_Your goal_
Whenever a line contains the string "JSON", copy it out of the entries.

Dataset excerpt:
· · · · · · ·

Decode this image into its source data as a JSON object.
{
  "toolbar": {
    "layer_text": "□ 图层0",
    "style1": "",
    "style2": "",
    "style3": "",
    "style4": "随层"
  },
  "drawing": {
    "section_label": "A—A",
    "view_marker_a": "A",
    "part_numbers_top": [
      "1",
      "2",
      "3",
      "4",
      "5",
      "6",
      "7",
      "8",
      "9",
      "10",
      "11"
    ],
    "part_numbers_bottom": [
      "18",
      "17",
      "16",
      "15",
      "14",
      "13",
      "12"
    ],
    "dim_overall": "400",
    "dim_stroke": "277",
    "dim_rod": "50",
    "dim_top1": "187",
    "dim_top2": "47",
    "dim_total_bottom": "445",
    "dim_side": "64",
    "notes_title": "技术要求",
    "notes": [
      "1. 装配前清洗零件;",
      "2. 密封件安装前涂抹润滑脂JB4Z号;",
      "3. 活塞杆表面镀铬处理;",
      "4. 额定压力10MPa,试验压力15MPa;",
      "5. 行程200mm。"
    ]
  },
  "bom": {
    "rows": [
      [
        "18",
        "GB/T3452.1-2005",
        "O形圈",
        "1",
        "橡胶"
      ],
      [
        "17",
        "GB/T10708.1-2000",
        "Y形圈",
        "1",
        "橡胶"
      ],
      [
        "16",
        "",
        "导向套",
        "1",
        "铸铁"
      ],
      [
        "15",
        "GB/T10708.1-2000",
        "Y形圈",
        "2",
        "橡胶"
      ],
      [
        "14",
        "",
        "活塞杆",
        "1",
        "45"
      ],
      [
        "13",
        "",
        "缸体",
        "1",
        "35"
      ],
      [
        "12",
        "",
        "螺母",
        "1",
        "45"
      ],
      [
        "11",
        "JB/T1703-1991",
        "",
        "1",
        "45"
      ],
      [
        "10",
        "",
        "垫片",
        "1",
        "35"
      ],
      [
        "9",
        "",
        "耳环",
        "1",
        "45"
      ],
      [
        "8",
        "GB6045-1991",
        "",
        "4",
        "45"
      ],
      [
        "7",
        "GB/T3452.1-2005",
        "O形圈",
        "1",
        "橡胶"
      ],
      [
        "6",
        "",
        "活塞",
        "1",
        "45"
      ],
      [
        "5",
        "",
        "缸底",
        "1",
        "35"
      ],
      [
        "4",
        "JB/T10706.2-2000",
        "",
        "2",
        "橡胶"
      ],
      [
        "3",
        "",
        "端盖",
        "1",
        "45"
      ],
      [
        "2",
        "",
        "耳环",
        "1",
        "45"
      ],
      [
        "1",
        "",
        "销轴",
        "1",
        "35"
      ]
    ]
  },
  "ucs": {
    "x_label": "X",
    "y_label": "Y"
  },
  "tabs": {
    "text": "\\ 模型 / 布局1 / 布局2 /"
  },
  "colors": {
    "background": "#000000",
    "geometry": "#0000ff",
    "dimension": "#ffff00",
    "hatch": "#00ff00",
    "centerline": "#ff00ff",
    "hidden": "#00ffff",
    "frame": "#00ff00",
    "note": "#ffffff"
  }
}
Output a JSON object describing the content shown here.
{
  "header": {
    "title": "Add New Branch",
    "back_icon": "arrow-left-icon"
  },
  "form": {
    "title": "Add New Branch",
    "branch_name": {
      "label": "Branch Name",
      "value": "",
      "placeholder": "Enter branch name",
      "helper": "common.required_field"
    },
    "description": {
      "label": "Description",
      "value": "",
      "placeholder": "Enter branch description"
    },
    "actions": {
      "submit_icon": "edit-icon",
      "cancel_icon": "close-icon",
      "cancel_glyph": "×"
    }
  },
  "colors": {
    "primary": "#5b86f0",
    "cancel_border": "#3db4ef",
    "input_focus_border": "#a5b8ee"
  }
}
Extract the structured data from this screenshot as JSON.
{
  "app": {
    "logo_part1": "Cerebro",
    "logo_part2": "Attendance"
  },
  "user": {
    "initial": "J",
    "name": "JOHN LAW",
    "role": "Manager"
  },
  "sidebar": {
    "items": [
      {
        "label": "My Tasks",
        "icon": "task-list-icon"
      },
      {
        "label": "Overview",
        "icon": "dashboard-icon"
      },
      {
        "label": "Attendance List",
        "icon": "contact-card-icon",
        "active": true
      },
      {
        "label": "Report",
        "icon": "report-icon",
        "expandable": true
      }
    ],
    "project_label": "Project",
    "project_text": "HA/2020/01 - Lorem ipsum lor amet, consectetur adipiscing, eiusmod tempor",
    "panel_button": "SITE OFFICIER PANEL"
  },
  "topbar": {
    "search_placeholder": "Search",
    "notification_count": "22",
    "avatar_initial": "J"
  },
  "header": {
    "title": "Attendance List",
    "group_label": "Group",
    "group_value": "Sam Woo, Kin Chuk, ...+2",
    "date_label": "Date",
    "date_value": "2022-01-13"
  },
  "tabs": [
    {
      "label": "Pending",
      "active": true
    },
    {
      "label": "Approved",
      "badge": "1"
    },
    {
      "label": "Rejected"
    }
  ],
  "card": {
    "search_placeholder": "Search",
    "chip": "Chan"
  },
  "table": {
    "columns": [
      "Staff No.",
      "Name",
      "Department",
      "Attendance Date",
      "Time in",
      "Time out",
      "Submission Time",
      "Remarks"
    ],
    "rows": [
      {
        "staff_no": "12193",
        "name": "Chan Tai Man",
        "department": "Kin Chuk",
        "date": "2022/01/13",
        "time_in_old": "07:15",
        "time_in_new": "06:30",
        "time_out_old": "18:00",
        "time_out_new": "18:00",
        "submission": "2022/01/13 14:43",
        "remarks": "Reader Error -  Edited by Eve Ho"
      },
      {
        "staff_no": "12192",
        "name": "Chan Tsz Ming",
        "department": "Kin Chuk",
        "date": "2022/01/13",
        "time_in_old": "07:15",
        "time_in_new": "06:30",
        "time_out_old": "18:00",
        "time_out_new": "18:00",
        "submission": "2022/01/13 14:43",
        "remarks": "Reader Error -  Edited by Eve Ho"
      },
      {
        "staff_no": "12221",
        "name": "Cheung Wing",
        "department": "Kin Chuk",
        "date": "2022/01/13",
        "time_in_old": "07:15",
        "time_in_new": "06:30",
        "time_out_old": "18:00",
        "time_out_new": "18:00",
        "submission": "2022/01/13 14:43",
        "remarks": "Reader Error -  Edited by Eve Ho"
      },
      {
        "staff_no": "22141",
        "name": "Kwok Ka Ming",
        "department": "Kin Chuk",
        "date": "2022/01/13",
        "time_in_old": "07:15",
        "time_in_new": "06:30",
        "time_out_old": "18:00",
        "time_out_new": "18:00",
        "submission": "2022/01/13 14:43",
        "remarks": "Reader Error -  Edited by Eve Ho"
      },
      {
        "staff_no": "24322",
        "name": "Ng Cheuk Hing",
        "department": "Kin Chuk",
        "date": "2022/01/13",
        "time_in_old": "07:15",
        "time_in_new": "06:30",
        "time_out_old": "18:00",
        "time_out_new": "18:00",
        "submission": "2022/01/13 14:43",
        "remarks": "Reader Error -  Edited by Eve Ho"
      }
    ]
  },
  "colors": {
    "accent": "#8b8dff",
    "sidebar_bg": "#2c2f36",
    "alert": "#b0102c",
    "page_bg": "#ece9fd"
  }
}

· · · · · · ·

_The answer_
Decode this image into its source data as a JSON object.
Output a JSON object describing the content shown here.
Extract the structured data from this screenshot as JSON.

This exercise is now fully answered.